#### [GOAL]
Pick out each line with the word "的范围不同" from the material that follows.

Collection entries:
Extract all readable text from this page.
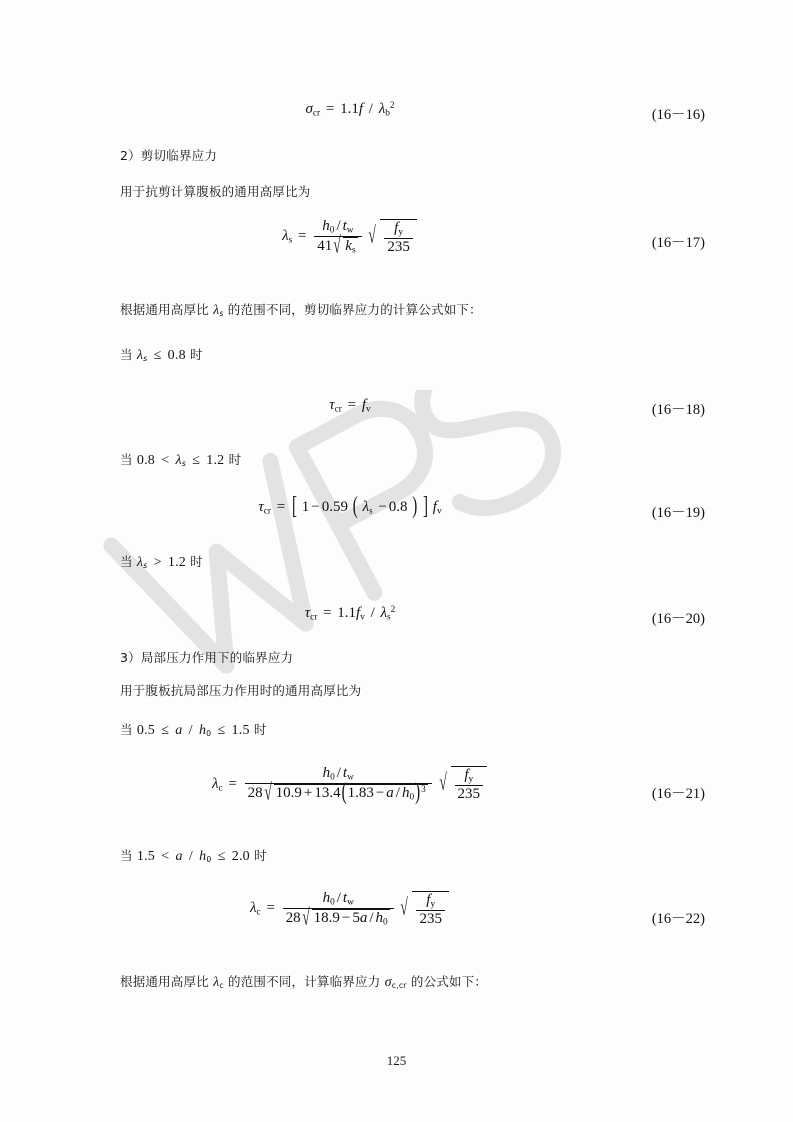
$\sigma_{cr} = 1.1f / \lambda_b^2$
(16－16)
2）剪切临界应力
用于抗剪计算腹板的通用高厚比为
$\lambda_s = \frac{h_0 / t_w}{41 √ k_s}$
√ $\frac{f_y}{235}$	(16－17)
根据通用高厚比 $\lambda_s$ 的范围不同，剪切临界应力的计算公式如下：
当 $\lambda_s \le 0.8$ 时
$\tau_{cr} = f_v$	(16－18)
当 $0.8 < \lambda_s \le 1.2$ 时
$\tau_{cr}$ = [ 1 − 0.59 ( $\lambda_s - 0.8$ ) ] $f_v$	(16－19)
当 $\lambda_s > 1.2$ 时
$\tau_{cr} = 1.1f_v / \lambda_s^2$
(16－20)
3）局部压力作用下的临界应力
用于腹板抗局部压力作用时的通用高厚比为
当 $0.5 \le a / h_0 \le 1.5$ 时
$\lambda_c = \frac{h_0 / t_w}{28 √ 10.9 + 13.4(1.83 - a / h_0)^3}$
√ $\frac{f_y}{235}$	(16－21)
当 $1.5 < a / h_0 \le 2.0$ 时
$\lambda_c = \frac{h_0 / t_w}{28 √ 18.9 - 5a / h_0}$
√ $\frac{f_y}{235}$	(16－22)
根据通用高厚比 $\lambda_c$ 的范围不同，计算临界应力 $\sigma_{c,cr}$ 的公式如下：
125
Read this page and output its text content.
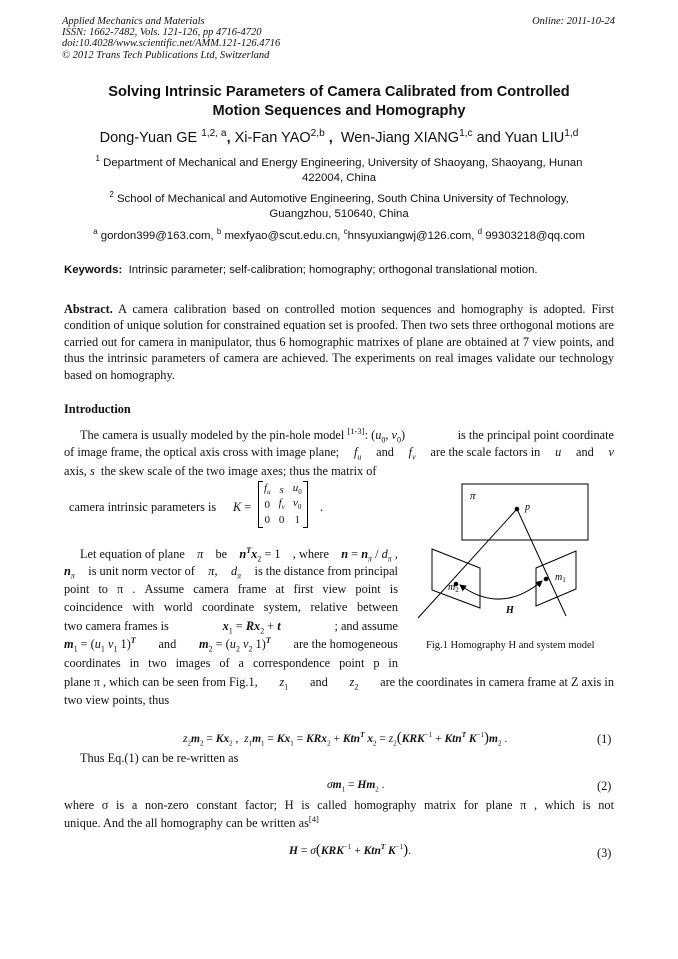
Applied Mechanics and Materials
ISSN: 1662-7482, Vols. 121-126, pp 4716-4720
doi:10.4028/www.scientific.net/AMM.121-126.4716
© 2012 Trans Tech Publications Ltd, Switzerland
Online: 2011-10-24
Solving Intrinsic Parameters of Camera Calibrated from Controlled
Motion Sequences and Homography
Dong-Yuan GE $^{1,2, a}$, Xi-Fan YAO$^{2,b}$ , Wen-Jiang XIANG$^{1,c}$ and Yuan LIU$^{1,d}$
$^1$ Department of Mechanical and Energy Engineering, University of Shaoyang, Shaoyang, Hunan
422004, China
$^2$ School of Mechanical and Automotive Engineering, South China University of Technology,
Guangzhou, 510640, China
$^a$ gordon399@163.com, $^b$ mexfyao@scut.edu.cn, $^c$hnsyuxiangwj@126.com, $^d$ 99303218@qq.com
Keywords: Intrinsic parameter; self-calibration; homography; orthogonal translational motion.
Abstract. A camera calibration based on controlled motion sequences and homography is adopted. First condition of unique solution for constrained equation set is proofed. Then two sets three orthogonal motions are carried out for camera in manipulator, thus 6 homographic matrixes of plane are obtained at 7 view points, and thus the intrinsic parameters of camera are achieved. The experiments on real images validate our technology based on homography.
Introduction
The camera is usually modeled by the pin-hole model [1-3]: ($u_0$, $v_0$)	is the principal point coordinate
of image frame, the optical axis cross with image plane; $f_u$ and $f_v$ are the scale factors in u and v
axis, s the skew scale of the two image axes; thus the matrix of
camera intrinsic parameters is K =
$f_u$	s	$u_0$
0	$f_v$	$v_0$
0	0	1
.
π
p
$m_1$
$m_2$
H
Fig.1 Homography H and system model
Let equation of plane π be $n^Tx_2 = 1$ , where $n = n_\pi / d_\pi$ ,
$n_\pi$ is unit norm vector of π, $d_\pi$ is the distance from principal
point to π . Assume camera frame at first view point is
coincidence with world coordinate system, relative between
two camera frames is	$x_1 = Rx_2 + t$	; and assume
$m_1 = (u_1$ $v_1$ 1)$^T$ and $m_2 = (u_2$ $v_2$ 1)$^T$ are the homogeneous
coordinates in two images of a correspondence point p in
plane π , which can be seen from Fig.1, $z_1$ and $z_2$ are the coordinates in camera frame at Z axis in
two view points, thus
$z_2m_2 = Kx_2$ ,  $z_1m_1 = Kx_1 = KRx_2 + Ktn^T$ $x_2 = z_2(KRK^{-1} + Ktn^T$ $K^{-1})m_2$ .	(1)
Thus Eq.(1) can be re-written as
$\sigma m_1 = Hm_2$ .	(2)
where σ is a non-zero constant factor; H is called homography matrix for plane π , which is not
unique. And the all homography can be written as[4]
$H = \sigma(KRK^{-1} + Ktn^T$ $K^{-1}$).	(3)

---

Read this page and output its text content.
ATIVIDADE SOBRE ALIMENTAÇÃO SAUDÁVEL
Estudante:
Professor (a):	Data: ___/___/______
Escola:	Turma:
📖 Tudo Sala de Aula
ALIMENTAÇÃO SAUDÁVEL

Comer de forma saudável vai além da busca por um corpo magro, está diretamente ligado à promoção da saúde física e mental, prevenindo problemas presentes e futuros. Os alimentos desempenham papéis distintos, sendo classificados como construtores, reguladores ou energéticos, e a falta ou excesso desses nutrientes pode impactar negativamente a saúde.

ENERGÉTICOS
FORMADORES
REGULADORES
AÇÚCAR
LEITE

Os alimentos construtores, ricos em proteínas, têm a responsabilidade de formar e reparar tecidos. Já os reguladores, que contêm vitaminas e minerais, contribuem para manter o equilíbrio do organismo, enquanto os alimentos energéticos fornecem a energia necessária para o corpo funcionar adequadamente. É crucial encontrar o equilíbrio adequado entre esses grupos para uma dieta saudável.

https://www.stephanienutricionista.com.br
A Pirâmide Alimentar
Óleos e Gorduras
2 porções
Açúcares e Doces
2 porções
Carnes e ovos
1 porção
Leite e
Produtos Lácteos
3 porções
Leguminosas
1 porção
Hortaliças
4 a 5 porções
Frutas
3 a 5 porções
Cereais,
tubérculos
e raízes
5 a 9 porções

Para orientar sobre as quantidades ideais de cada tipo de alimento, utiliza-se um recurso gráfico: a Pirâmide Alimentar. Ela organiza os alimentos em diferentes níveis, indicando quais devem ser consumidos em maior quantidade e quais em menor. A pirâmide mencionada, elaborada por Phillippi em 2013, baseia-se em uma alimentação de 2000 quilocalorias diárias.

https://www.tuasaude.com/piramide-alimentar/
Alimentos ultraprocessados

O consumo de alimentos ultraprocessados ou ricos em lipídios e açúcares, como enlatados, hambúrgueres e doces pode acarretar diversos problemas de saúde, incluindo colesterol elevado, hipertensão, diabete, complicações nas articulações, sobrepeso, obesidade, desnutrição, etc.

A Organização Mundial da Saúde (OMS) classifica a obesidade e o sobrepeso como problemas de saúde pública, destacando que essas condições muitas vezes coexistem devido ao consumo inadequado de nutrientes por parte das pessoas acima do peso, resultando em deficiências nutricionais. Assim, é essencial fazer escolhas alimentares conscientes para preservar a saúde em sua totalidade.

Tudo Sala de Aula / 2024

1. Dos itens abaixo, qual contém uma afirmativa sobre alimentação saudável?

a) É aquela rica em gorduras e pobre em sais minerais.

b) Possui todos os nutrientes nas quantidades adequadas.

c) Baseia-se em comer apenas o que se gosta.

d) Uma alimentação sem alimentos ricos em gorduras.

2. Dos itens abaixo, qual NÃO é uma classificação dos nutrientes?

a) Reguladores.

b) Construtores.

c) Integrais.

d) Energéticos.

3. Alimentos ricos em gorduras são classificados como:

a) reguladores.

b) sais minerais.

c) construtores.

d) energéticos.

#### [CORRECT OUTPUT]
根据通用高厚比 $\lambda_s$ 的范围不同，剪切临界应力的计算公式如下：
根据通用高厚比 $\lambda_c$ 的范围不同，计算临界应力 $\sigma_{c,cr}$ 的公式如下：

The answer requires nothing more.